[Dataset items]
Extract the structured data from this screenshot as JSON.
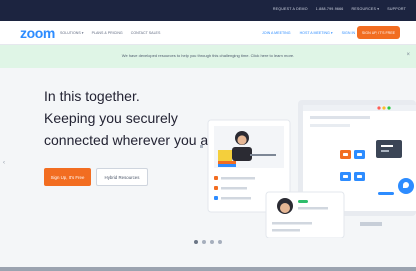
{
  "topbar": {
    "links": [
      "REQUEST A DEMO",
      "1.888.799.9666",
      "RESOURCES ▾",
      "SUPPORT"
    ]
  },
  "nav": {
    "logo": "zoom",
    "left_links": [
      "SOLUTIONS ▾",
      "PLANS & PRICING",
      "CONTACT SALES"
    ],
    "right_links": [
      "JOIN A MEETING",
      "HOST A MEETING ▾",
      "SIGN IN"
    ],
    "signup": "SIGN UP, IT'S FREE"
  },
  "banner": {
    "text": "We have developed resources to help you through this challenging time. Click here to learn more.",
    "close": "×"
  },
  "hero": {
    "line1": "In this together.",
    "line2": "Keeping you securely",
    "line3": "connected wherever you are.",
    "primary_button": "Sign Up, It's Free",
    "secondary_button": "Hybrid Resources",
    "slides": 4,
    "active_slide": 1
  },
  "colors": {
    "brand_blue": "#2d8cff",
    "cta_orange": "#f26d21",
    "topbar": "#1c2440",
    "banner_bg": "#dff5e6"
  }
}
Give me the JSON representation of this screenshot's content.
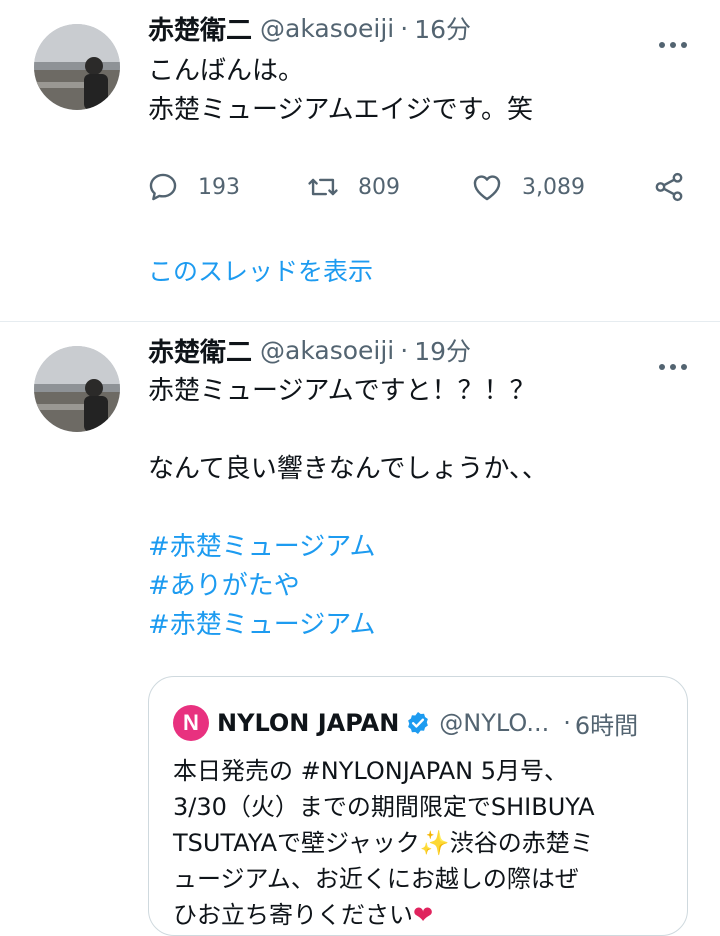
{
  "tweets": [
    {
      "author_name": "赤楚衛二",
      "handle": "@akasoeiji",
      "dot": "·",
      "time": "16分",
      "text_lines": [
        "こんばんは。",
        "赤楚ミュージアムエイジです。笑"
      ],
      "reply_count": "193",
      "retweet_count": "809",
      "like_count": "3,089",
      "thread_link": "このスレッドを表示"
    },
    {
      "author_name": "赤楚衛二",
      "handle": "@akasoeiji",
      "dot": "·",
      "time": "19分",
      "text_lines": [
        "赤楚ミュージアムですと！？！？",
        "",
        "なんて良い響きなんでしょうか、、",
        ""
      ],
      "hashtags": [
        "#赤楚ミュージアム",
        "#ありがたや",
        "#赤楚ミュージアム"
      ],
      "quote": {
        "logo_letter": "N",
        "name": "NYLON JAPAN",
        "handle": "@NYLO...",
        "dot": "·",
        "time": "6時間",
        "lines": [
          "本日発売の #NYLONJAPAN 5月号、",
          "3/30（火）までの期間限定でSHIBUYA",
          "TSUTAYAで壁ジャック",
          "渋谷の赤楚ミ",
          "ュージアム、お近くにお越しの際はぜ",
          "ひお立ち寄りください"
        ],
        "sparkle": "✨",
        "heart": "❤"
      }
    }
  ],
  "icons": {
    "more": "more-horizontal-icon",
    "reply": "reply-icon",
    "retweet": "retweet-icon",
    "like": "heart-icon",
    "share": "share-icon",
    "verified": "verified-badge-icon"
  },
  "colors": {
    "link": "#1d9bf0",
    "secondary": "#536471",
    "nylon_brand": "#e8317f"
  }
}
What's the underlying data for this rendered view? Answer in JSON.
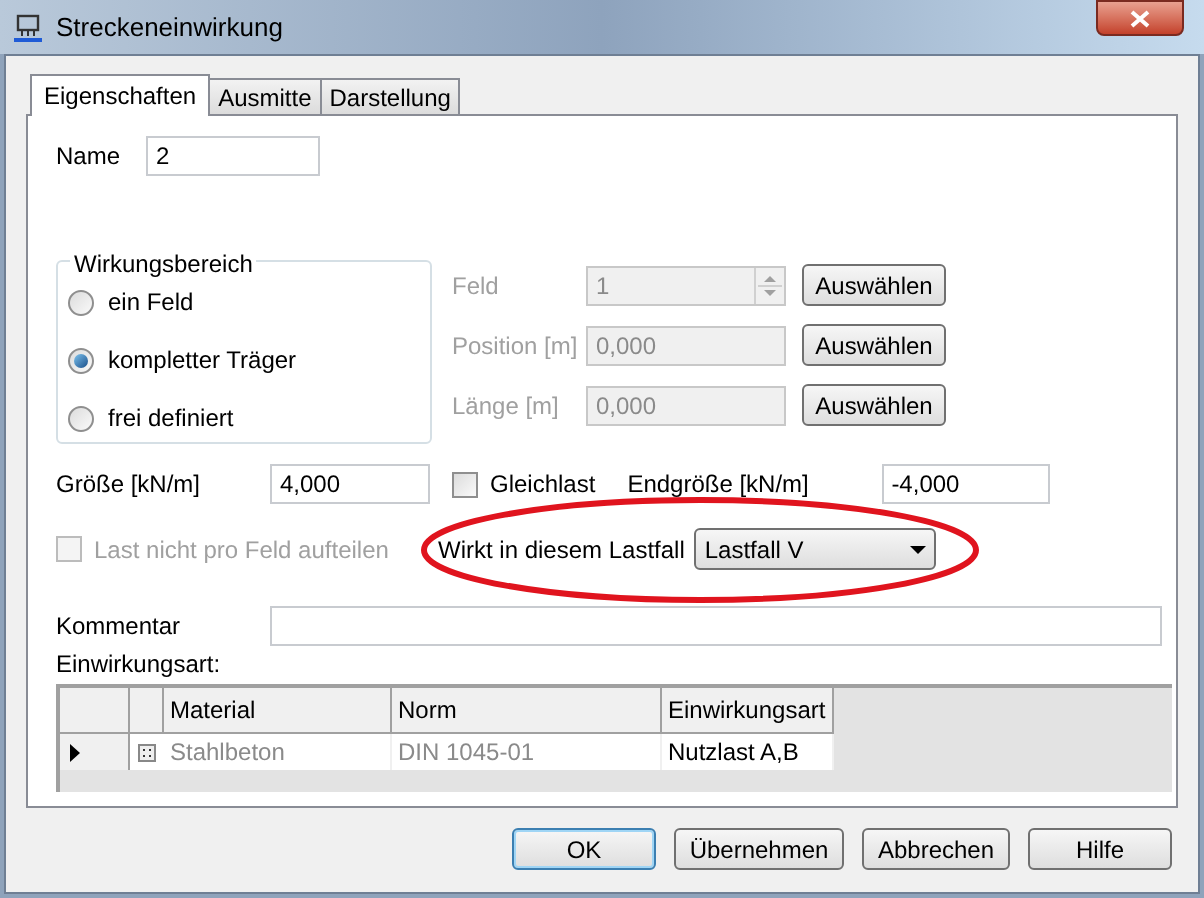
{
  "window": {
    "title": "Streckeneinwirkung"
  },
  "tabs": [
    {
      "label": "Eigenschaften",
      "selected": true
    },
    {
      "label": "Ausmitte",
      "selected": false
    },
    {
      "label": "Darstellung",
      "selected": false
    }
  ],
  "name": {
    "label": "Name",
    "value": "2"
  },
  "scope": {
    "title": "Wirkungsbereich",
    "options": [
      {
        "label": "ein Feld",
        "selected": false
      },
      {
        "label": "kompletter Träger",
        "selected": true
      },
      {
        "label": "frei definiert",
        "selected": false
      }
    ]
  },
  "range_fields": [
    {
      "kind": "spin",
      "label": "Feld",
      "value": "1",
      "disabled": true,
      "button": "Auswählen"
    },
    {
      "kind": "text",
      "label": "Position [m]",
      "value": "0,000",
      "disabled": true,
      "button": "Auswählen"
    },
    {
      "kind": "text",
      "label": "Länge [m]",
      "value": "0,000",
      "disabled": true,
      "button": "Auswählen"
    }
  ],
  "size": {
    "label": "Größe [kN/m]",
    "value": "4,000"
  },
  "uniform": {
    "label": "Gleichlast",
    "checked": false
  },
  "end_size": {
    "label": "Endgröße [kN/m]",
    "value": "-4,000"
  },
  "split": {
    "label": "Last nicht pro Feld aufteilen",
    "checked": false,
    "disabled": true
  },
  "load_case": {
    "label": "Wirkt in diesem Lastfall",
    "value": "Lastfall V"
  },
  "comment": {
    "label": "Kommentar"
  },
  "grid": {
    "label": "Einwirkungsart:",
    "columns": [
      "Material",
      "Norm",
      "Einwirkungsart"
    ],
    "rows": [
      {
        "current": true,
        "cells": [
          {
            "text": "Stahlbeton",
            "disabled": true
          },
          {
            "text": "DIN 1045-01",
            "disabled": true
          },
          {
            "text": "Nutzlast A,B",
            "disabled": false
          }
        ]
      }
    ]
  },
  "buttons": [
    {
      "label": "OK",
      "default": true
    },
    {
      "label": "Übernehmen",
      "default": false
    },
    {
      "label": "Abbrechen",
      "default": false
    },
    {
      "label": "Hilfe",
      "default": false
    }
  ],
  "annotations": [
    {
      "kind": "ellipse"
    }
  ]
}
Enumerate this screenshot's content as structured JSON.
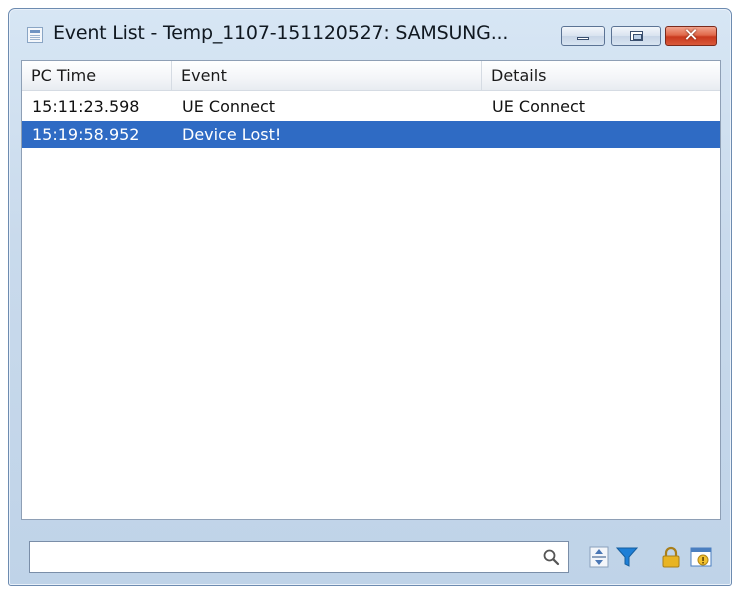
{
  "window": {
    "title": "Event List - Temp_1107-151120527: SAMSUNG...",
    "close_glyph": "✕"
  },
  "table": {
    "columns": [
      "PC Time",
      "Event",
      "Details"
    ],
    "rows": [
      {
        "pc_time": "15:11:23.598",
        "event": "UE Connect",
        "details": "UE Connect",
        "selected": false
      },
      {
        "pc_time": "15:19:58.952",
        "event": "Device Lost!",
        "details": "",
        "selected": true
      }
    ]
  },
  "search": {
    "value": "",
    "placeholder": ""
  },
  "toolbar": {
    "icons": [
      "search-icon",
      "expand-collapse-icon",
      "filter-icon",
      "lock-icon",
      "info-window-icon"
    ]
  },
  "colors": {
    "selection": "#2f6bc4",
    "filter": "#1e7fd6",
    "lock": "#e8b423"
  }
}
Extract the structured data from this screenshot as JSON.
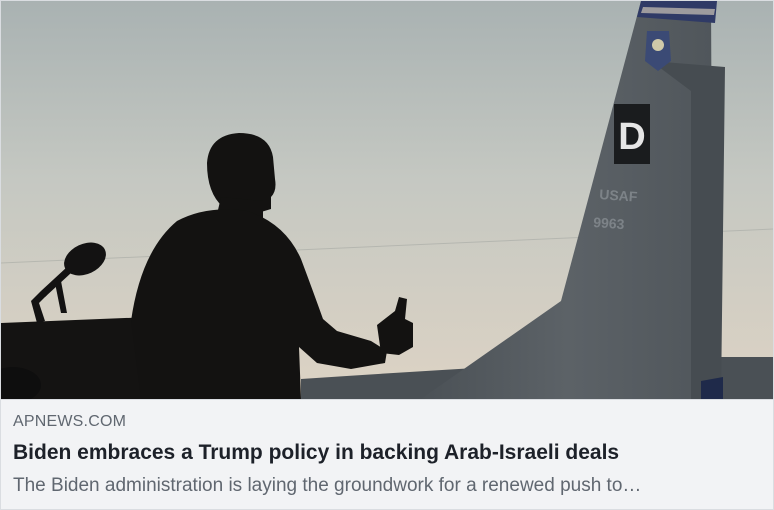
{
  "link_preview": {
    "domain": "APNEWS.COM",
    "headline": "Biden embraces a Trump policy in backing Arab-Israeli deals",
    "description": "The Biden administration is laying the groundwork for a renewed push to…",
    "image": {
      "tail_letter": "D",
      "tail_text_1": "USAF",
      "tail_text_2": "9963"
    }
  },
  "colors": {
    "meta_background": "#f2f3f5",
    "domain_text": "#606770",
    "headline_text": "#1d2129",
    "description_text": "#606770",
    "sky_top": "#a8b2b3",
    "sky_bottom": "#d9d1c4",
    "aircraft_tail": "#555b60"
  }
}
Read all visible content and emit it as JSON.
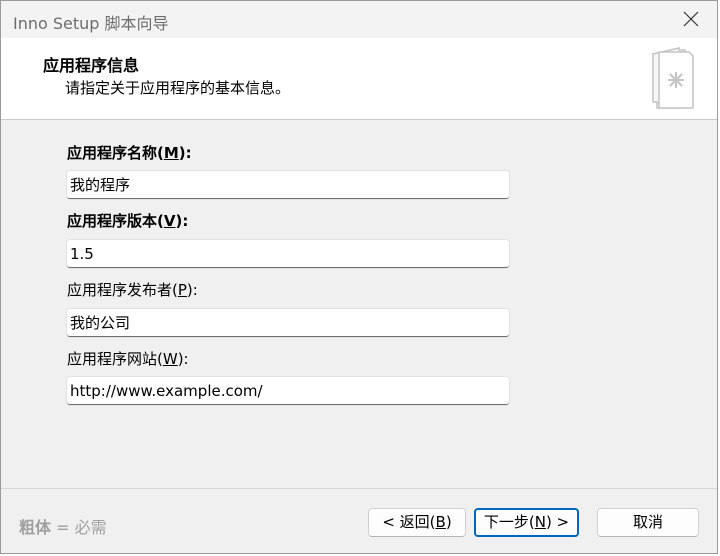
{
  "window": {
    "title": "Inno Setup 脚本向导"
  },
  "header": {
    "title": "应用程序信息",
    "description": "请指定关于应用程序的基本信息。"
  },
  "fields": [
    {
      "label_prefix": "应用程序名称(",
      "mnemonic": "M",
      "label_suffix": "):",
      "value": "我的程序",
      "required": true
    },
    {
      "label_prefix": "应用程序版本(",
      "mnemonic": "V",
      "label_suffix": "):",
      "value": "1.5",
      "required": true
    },
    {
      "label_prefix": "应用程序发布者(",
      "mnemonic": "P",
      "label_suffix": "):",
      "value": "我的公司",
      "required": false
    },
    {
      "label_prefix": "应用程序网站(",
      "mnemonic": "W",
      "label_suffix": "):",
      "value": "http://www.example.com/",
      "required": false
    }
  ],
  "footer": {
    "hint_bold": "粗体",
    "hint_rest": " = 必需"
  },
  "buttons": {
    "back": {
      "prefix": "< 返回(",
      "mnemonic": "B",
      "suffix": ")"
    },
    "next": {
      "prefix": "下一步(",
      "mnemonic": "N",
      "suffix": ") >"
    },
    "cancel": {
      "label": "取消"
    }
  },
  "icons": {
    "close": "close-icon",
    "wizard": "wizard-document-icon"
  },
  "colors": {
    "accent": "#0067c0",
    "header_bg": "#ffffff",
    "window_bg": "#f0f0f0",
    "hint_text": "#a0a0a0"
  }
}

§ DIRECTION
Count the lines in the entries above that include the string "Feld", then give only that figure.

§ EXERCISE RESULT
3